#### What you need to do
Gather every line in the material below that contains the string "window", and copy each one in full. Case counts.

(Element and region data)
— start —

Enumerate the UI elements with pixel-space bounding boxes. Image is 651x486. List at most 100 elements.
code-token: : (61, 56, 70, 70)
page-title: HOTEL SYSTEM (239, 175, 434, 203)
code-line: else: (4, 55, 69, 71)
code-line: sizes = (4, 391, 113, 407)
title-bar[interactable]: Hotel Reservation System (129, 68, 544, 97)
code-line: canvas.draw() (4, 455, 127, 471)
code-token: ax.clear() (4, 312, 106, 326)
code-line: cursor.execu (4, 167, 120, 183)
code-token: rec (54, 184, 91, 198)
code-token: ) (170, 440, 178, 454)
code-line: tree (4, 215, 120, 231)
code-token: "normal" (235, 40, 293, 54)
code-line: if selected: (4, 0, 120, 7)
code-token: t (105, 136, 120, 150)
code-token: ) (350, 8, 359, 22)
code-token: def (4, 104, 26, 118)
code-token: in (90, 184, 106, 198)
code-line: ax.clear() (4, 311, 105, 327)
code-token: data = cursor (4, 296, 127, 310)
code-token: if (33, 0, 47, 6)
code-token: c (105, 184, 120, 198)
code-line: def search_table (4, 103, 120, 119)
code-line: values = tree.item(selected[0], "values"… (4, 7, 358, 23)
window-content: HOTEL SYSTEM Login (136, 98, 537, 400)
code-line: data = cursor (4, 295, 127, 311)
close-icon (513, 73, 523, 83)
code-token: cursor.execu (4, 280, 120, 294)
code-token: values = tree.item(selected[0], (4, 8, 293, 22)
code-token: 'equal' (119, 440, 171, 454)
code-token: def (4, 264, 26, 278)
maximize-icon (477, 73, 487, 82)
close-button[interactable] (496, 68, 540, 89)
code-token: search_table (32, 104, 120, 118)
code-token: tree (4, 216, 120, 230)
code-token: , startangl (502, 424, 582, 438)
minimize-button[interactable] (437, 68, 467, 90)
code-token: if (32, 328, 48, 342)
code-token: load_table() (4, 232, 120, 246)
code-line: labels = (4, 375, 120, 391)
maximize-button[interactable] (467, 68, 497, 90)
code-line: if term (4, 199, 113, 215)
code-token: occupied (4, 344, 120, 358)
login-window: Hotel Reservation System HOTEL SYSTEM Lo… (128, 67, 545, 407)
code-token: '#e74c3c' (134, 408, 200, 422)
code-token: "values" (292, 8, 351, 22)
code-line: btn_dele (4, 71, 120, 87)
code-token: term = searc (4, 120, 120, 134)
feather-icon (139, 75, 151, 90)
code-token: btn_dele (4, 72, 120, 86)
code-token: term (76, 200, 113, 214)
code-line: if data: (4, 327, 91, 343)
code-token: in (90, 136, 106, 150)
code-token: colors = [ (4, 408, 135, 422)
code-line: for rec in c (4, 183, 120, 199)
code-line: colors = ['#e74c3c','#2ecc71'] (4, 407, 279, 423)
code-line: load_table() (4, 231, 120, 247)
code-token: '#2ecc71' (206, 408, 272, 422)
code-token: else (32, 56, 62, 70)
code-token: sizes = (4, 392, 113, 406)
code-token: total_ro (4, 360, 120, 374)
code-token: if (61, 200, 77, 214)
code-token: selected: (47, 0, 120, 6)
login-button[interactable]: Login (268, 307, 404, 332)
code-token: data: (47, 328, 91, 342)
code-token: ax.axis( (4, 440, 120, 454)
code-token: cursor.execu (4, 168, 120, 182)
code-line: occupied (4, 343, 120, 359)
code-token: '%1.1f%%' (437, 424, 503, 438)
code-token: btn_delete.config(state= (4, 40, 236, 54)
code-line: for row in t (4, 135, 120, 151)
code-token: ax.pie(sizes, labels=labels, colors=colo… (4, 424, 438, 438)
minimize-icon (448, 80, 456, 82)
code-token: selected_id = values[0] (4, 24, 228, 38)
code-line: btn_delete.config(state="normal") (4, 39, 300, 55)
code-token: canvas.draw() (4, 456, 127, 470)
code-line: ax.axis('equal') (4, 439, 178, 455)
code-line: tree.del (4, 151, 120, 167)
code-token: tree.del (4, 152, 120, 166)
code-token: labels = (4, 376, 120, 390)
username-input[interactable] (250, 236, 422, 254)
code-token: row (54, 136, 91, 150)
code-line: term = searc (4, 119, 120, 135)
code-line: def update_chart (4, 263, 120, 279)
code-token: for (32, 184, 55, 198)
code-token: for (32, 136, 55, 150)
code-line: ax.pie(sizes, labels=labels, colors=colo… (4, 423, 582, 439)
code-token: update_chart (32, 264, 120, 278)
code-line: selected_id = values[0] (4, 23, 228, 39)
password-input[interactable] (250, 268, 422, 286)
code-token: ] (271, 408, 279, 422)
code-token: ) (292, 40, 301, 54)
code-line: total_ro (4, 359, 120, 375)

— end —

#### Exercise answer
window-content: HOTEL SYSTEM Login (136, 98, 537, 400)
login-window: Hotel Reservation System HOTEL SYSTEM Lo… (128, 67, 545, 407)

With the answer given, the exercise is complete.